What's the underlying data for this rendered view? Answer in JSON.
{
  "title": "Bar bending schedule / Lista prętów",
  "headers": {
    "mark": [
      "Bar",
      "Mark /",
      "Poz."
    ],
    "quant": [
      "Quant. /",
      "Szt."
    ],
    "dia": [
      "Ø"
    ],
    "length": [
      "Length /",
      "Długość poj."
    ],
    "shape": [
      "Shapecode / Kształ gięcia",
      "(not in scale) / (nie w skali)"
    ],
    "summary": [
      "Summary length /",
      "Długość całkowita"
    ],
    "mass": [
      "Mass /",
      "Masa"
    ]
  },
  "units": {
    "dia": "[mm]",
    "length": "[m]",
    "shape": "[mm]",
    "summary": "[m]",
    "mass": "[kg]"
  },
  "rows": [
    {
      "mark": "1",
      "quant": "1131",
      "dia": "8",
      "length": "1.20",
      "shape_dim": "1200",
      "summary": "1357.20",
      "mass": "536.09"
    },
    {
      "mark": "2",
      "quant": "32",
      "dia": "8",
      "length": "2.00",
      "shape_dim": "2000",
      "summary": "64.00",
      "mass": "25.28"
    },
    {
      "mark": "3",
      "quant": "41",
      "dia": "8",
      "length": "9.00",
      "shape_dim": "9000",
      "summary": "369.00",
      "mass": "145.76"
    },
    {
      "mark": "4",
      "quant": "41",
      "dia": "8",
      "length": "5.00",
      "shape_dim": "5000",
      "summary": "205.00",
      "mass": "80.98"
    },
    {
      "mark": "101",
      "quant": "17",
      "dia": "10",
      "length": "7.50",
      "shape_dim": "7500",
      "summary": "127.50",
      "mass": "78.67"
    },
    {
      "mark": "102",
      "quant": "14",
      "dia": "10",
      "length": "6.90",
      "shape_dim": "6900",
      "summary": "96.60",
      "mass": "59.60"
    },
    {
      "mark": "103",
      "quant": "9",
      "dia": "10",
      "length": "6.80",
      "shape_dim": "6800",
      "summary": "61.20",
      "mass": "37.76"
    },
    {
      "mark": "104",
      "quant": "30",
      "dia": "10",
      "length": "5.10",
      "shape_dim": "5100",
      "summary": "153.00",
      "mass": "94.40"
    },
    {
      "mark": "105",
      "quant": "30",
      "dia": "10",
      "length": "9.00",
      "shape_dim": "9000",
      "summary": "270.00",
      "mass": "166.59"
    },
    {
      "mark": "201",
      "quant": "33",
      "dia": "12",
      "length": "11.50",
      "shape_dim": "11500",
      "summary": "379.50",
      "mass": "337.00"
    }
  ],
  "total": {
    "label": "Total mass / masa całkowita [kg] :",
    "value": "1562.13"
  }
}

--------

- _Work to do_:
All lines in the data that contain the word "całkowita" should be copied.

- _Exercise answer_:
      "Długość całkowita"
    "label": "Total mass / masa całkowita [kg] :",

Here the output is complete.